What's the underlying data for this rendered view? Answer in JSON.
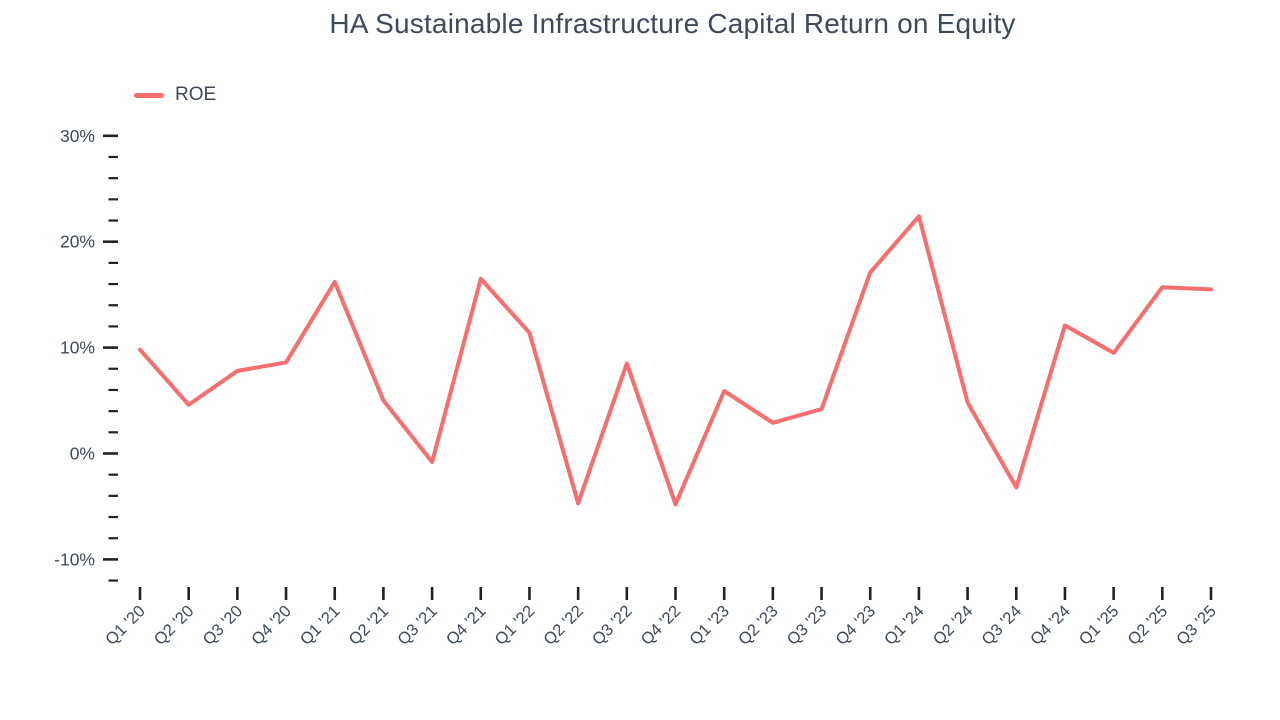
{
  "chart_data": {
    "type": "line",
    "title": "HA Sustainable Infrastructure Capital Return on Equity",
    "categories": [
      "Q1 '20",
      "Q2 '20",
      "Q3 '20",
      "Q4 '20",
      "Q1 '21",
      "Q2 '21",
      "Q3 '21",
      "Q4 '21",
      "Q1 '22",
      "Q2 '22",
      "Q3 '22",
      "Q4 '22",
      "Q1 '23",
      "Q2 '23",
      "Q3 '23",
      "Q4 '23",
      "Q1 '24",
      "Q2 '24",
      "Q3 '24",
      "Q4 '24",
      "Q1 '25",
      "Q2 '25",
      "Q3 '25"
    ],
    "series": [
      {
        "name": "ROE",
        "color": "#f86e6e",
        "values": [
          9.8,
          4.6,
          7.8,
          8.6,
          16.2,
          5.0,
          -0.8,
          16.5,
          11.4,
          -4.7,
          8.5,
          -4.8,
          5.9,
          2.9,
          4.2,
          17.1,
          22.4,
          4.8,
          -3.2,
          12.1,
          9.5,
          15.7,
          15.5
        ]
      }
    ],
    "xlabel": "",
    "ylabel": "",
    "y_axis": {
      "unit": "%",
      "major_ticks": [
        30,
        20,
        10,
        0,
        -10
      ],
      "minor_tick_step": 2,
      "min": -12,
      "max": 30,
      "grid": false
    },
    "x_axis": {
      "label_rotation_degrees": -45
    },
    "legend": {
      "position": "top-left",
      "entries": [
        "ROE"
      ]
    },
    "colors": {
      "text": "#3e4a5a",
      "tick": "#222222",
      "background": "#ffffff"
    }
  }
}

▶ **PROBLEM TO WORK ON**:
Restate each entry word for word, leaving out any pictures.

▶ **RESULT**:
What's the underlying data for this rendered view? Answer in JSON.
{
  "chart_data": {
    "type": "line",
    "title": "HA Sustainable Infrastructure Capital Return on Equity",
    "categories": [
      "Q1 '20",
      "Q2 '20",
      "Q3 '20",
      "Q4 '20",
      "Q1 '21",
      "Q2 '21",
      "Q3 '21",
      "Q4 '21",
      "Q1 '22",
      "Q2 '22",
      "Q3 '22",
      "Q4 '22",
      "Q1 '23",
      "Q2 '23",
      "Q3 '23",
      "Q4 '23",
      "Q1 '24",
      "Q2 '24",
      "Q3 '24",
      "Q4 '24",
      "Q1 '25",
      "Q2 '25",
      "Q3 '25"
    ],
    "series": [
      {
        "name": "ROE",
        "color": "#f86e6e",
        "values": [
          9.8,
          4.6,
          7.8,
          8.6,
          16.2,
          5.0,
          -0.8,
          16.5,
          11.4,
          -4.7,
          8.5,
          -4.8,
          5.9,
          2.9,
          4.2,
          17.1,
          22.4,
          4.8,
          -3.2,
          12.1,
          9.5,
          15.7,
          15.5
        ]
      }
    ],
    "xlabel": "",
    "ylabel": "",
    "y_axis": {
      "unit": "%",
      "major_ticks": [
        30,
        20,
        10,
        0,
        -10
      ],
      "minor_tick_step": 2,
      "min": -12,
      "max": 30,
      "grid": false
    },
    "x_axis": {
      "label_rotation_degrees": -45
    },
    "legend": {
      "position": "top-left",
      "entries": [
        "ROE"
      ]
    },
    "colors": {
      "text": "#3e4a5a",
      "tick": "#222222",
      "background": "#ffffff"
    }
  }
}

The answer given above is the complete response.